**Set exercise**
Each entry that follows is to be retyped exactly. Pictures do not belong in the copy.

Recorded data
*****

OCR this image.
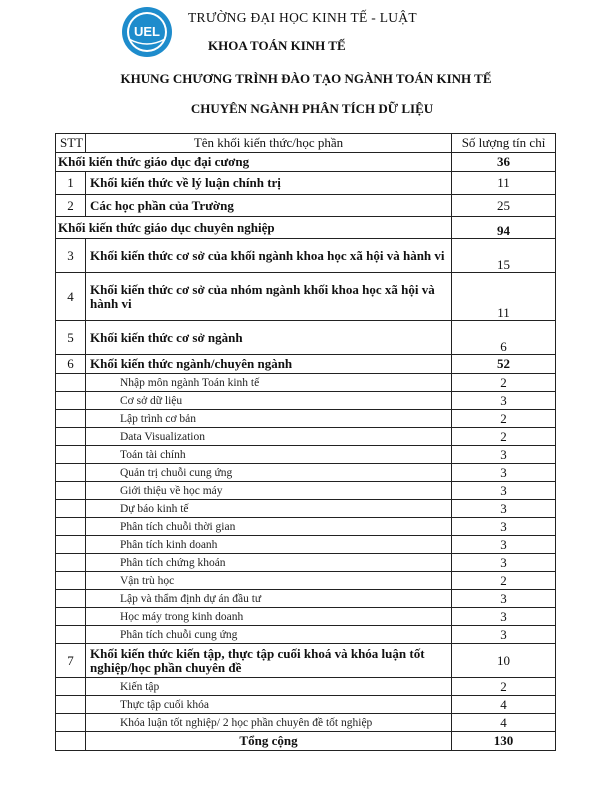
UEL
TRƯỜNG ĐẠI HỌC KINH TẾ - LUẬT
KHOA TOÁN KINH TẾ
KHUNG CHƯƠNG TRÌNH ĐÀO TẠO NGÀNH TOÁN KINH TẾ
CHUYÊN NGÀNH PHÂN TÍCH DỮ LIỆU
STT	Tên khối kiến thức/học phần	Số lượng tín chỉ
Khối kiến thức giáo dục đại cương		36
1	Khối kiến thức về lý luận chính trị	11
2	Các học phần của Trường	25
Khối kiến thức giáo dục chuyên nghiệp		94
3	Khối kiến thức cơ sở của khối ngành khoa học xã hội và hành vi	15
4	Khối kiến thức cơ sở của nhóm ngành khối khoa học xã hội và hành vi	11
5	Khối kiến thức cơ sở ngành	6
6	Khối kiến thức ngành/chuyên ngành	52
	Nhập môn ngành Toán kinh tế	2
	Cơ sở dữ liệu	3
	Lập trình cơ bản	2
	Data Visualization	2
	Toán tài chính	3
	Quản trị chuỗi cung ứng	3
	Giới thiệu về học máy	3
	Dự báo kinh tế	3
	Phân tích chuỗi thời gian	3
	Phân tích kinh doanh	3
	Phân tích chứng khoán	3
	Vận trù học	2
	Lập và thẩm định dự án đầu tư	3
	Học máy trong kinh doanh	3
	Phân tích chuỗi cung ứng	3
7	Khối kiến thức kiến tập, thực tập cuối khoá và khóa luận tốt nghiệp/học phần chuyên đề	10
	Kiến tập	2
	Thực tập cuối khóa	4
	Khóa luận tốt nghiệp/ 2 học phần chuyên đề tốt nghiệp	4
	Tổng cộng	130
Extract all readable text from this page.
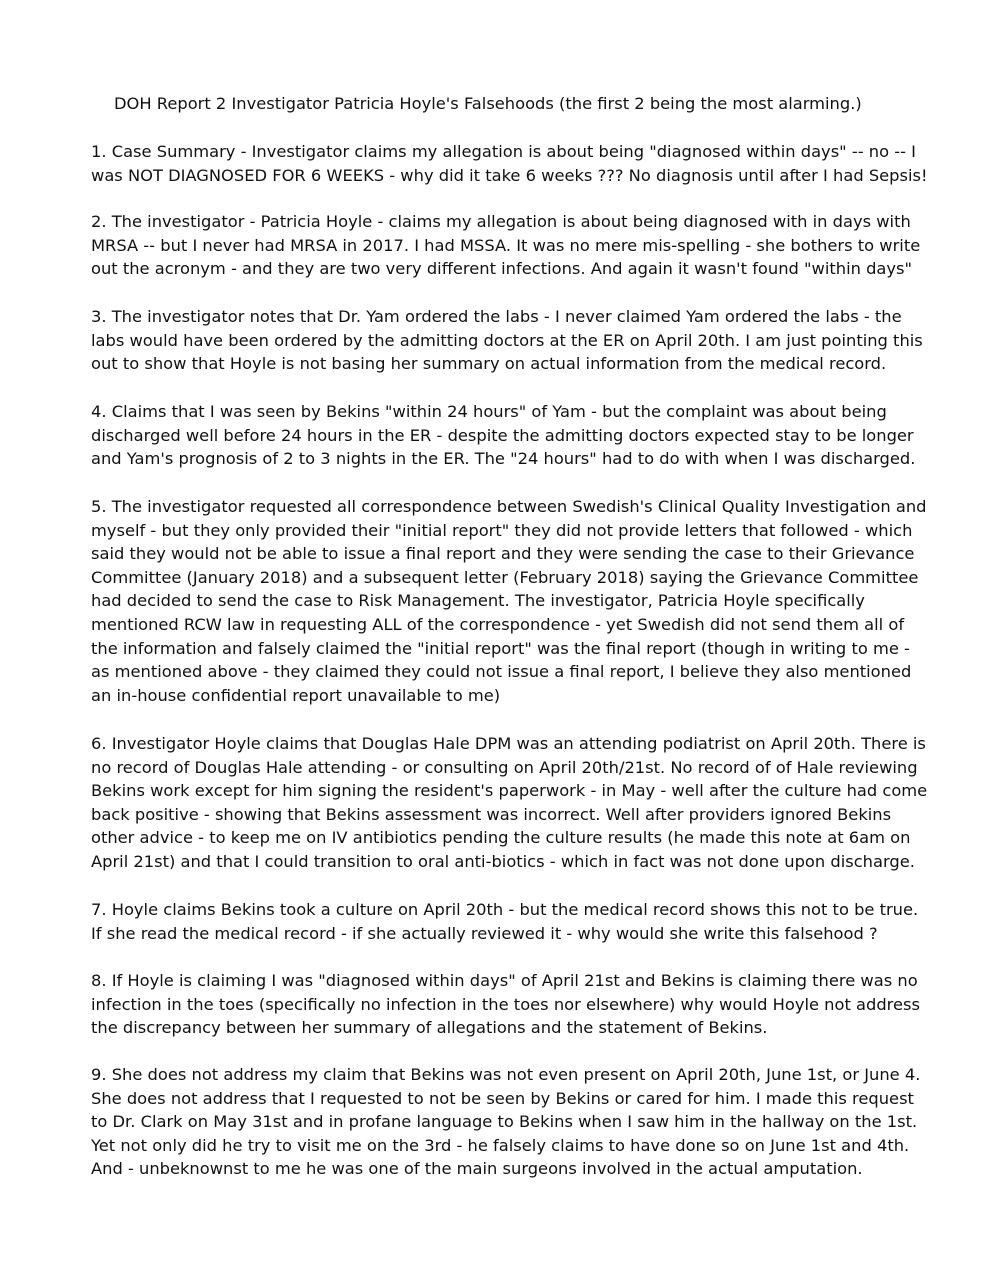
DOH Report 2 Investigator Patricia Hoyle's Falsehoods (the first 2 being the most alarming.)
1. Case Summary - Investigator claims my allegation is about being "diagnosed within days" -- no -- I
was NOT DIAGNOSED FOR 6 WEEKS - why did it take 6 weeks ??? No diagnosis until after I had Sepsis!
2. The investigator - Patricia Hoyle - claims my allegation is about being diagnosed with in days with
MRSA -- but I never had MRSA in 2017. I had MSSA. It was no mere mis-spelling - she bothers to write
out the acronym - and they are two very different infections. And again it wasn't found "within days"
3. The investigator notes that Dr. Yam ordered the labs - I never claimed Yam ordered the labs - the
labs would have been ordered by the admitting doctors at the ER on April 20th. I am just pointing this
out to show that Hoyle is not basing her summary on actual information from the medical record.
4. Claims that I was seen by Bekins "within 24 hours" of Yam - but the complaint was about being
discharged well before 24 hours in the ER - despite the admitting doctors expected stay to be longer
and Yam's prognosis of 2 to 3 nights in the ER. The "24 hours" had to do with when I was discharged.
5. The investigator requested all correspondence between Swedish's Clinical Quality Investigation and
myself - but they only provided their "initial report" they did not provide letters that followed - which
said they would not be able to issue a final report and they were sending the case to their Grievance
Committee (January 2018) and a subsequent letter (February 2018) saying the Grievance Committee
had decided to send the case to Risk Management. The investigator, Patricia Hoyle specifically
mentioned RCW law in requesting ALL of the correspondence - yet Swedish did not send them all of
the information and falsely claimed the "initial report" was the final report (though in writing to me -
as mentioned above - they claimed they could not issue a final report, I believe they also mentioned
an in-house confidential report unavailable to me)
6. Investigator Hoyle claims that Douglas Hale DPM was an attending podiatrist on April 20th. There is
no record of Douglas Hale attending - or consulting on April 20th/21st. No record of of Hale reviewing
Bekins work except for him signing the resident's paperwork - in May - well after the culture had come
back positive - showing that Bekins assessment was incorrect. Well after providers ignored Bekins
other advice - to keep me on IV antibiotics pending the culture results (he made this note at 6am on
April 21st) and that I could transition to oral anti-biotics - which in fact was not done upon discharge.
7. Hoyle claims Bekins took a culture on April 20th - but the medical record shows this not to be true.
If she read the medical record - if she actually reviewed it - why would she write this falsehood ?
8. If Hoyle is claiming I was "diagnosed within days" of April 21st and Bekins is claiming there was no
infection in the toes (specifically no infection in the toes nor elsewhere) why would Hoyle not address
the discrepancy between her summary of allegations and the statement of Bekins.
9. She does not address my claim that Bekins was not even present on April 20th, June 1st, or June 4.
She does not address that I requested to not be seen by Bekins or cared for him. I made this request
to Dr. Clark on May 31st and in profane language to Bekins when I saw him in the hallway on the 1st.
Yet not only did he try to visit me on the 3rd - he falsely claims to have done so on June 1st and 4th.
And - unbeknownst to me he was one of the main surgeons involved in the actual amputation.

*****

**Exercise response**
OCR this image.
UEL
TRƯỜNG ĐẠI HỌC KINH TẾ - LUẬT
KHOA TOÁN KINH TẾ
KHUNG CHƯƠNG TRÌNH ĐÀO TẠO NGÀNH TOÁN KINH TẾ
CHUYÊN NGÀNH PHÂN TÍCH DỮ LIỆU
STT	Tên khối kiến thức/học phần	Số lượng tín chỉ
Khối kiến thức giáo dục đại cương		36
1	Khối kiến thức về lý luận chính trị	11
2	Các học phần của Trường	25
Khối kiến thức giáo dục chuyên nghiệp		94
3	Khối kiến thức cơ sở của khối ngành khoa học xã hội và hành vi	15
4	Khối kiến thức cơ sở của nhóm ngành khối khoa học xã hội và hành vi	11
5	Khối kiến thức cơ sở ngành	6
6	Khối kiến thức ngành/chuyên ngành	52
	Nhập môn ngành Toán kinh tế	2
	Cơ sở dữ liệu	3
	Lập trình cơ bản	2
	Data Visualization	2
	Toán tài chính	3
	Quản trị chuỗi cung ứng	3
	Giới thiệu về học máy	3
	Dự báo kinh tế	3
	Phân tích chuỗi thời gian	3
	Phân tích kinh doanh	3
	Phân tích chứng khoán	3
	Vận trù học	2
	Lập và thẩm định dự án đầu tư	3
	Học máy trong kinh doanh	3
	Phân tích chuỗi cung ứng	3
7	Khối kiến thức kiến tập, thực tập cuối khoá và khóa luận tốt nghiệp/học phần chuyên đề	10
	Kiến tập	2
	Thực tập cuối khóa	4
	Khóa luận tốt nghiệp/ 2 học phần chuyên đề tốt nghiệp	4
	Tổng cộng	130
Extract all readable text from this page.
DOH Report 2 Investigator Patricia Hoyle's Falsehoods (the first 2 being the most alarming.)
1. Case Summary - Investigator claims my allegation is about being "diagnosed within days" -- no -- I
was NOT DIAGNOSED FOR 6 WEEKS - why did it take 6 weeks ??? No diagnosis until after I had Sepsis!
2. The investigator - Patricia Hoyle - claims my allegation is about being diagnosed with in days with
MRSA -- but I never had MRSA in 2017. I had MSSA. It was no mere mis-spelling - she bothers to write
out the acronym - and they are two very different infections. And again it wasn't found "within days"
3. The investigator notes that Dr. Yam ordered the labs - I never claimed Yam ordered the labs - the
labs would have been ordered by the admitting doctors at the ER on April 20th. I am just pointing this
out to show that Hoyle is not basing her summary on actual information from the medical record.
4. Claims that I was seen by Bekins "within 24 hours" of Yam - but the complaint was about being
discharged well before 24 hours in the ER - despite the admitting doctors expected stay to be longer
and Yam's prognosis of 2 to 3 nights in the ER. The "24 hours" had to do with when I was discharged.
5. The investigator requested all correspondence between Swedish's Clinical Quality Investigation and
myself - but they only provided their "initial report" they did not provide letters that followed - which
said they would not be able to issue a final report and they were sending the case to their Grievance
Committee (January 2018) and a subsequent letter (February 2018) saying the Grievance Committee
had decided to send the case to Risk Management. The investigator, Patricia Hoyle specifically
mentioned RCW law in requesting ALL of the correspondence - yet Swedish did not send them all of
the information and falsely claimed the "initial report" was the final report (though in writing to me -
as mentioned above - they claimed they could not issue a final report, I believe they also mentioned
an in-house confidential report unavailable to me)
6. Investigator Hoyle claims that Douglas Hale DPM was an attending podiatrist on April 20th. There is
no record of Douglas Hale attending - or consulting on April 20th/21st. No record of of Hale reviewing
Bekins work except for him signing the resident's paperwork - in May - well after the culture had come
back positive - showing that Bekins assessment was incorrect. Well after providers ignored Bekins
other advice - to keep me on IV antibiotics pending the culture results (he made this note at 6am on
April 21st) and that I could transition to oral anti-biotics - which in fact was not done upon discharge.
7. Hoyle claims Bekins took a culture on April 20th - but the medical record shows this not to be true.
If she read the medical record - if she actually reviewed it - why would she write this falsehood ?
8. If Hoyle is claiming I was "diagnosed within days" of April 21st and Bekins is claiming there was no
infection in the toes (specifically no infection in the toes nor elsewhere) why would Hoyle not address
the discrepancy between her summary of allegations and the statement of Bekins.
9. She does not address my claim that Bekins was not even present on April 20th, June 1st, or June 4.
She does not address that I requested to not be seen by Bekins or cared for him. I made this request
to Dr. Clark on May 31st and in profane language to Bekins when I saw him in the hallway on the 1st.
Yet not only did he try to visit me on the 3rd - he falsely claims to have done so on June 1st and 4th.
And - unbeknownst to me he was one of the main surgeons involved in the actual amputation.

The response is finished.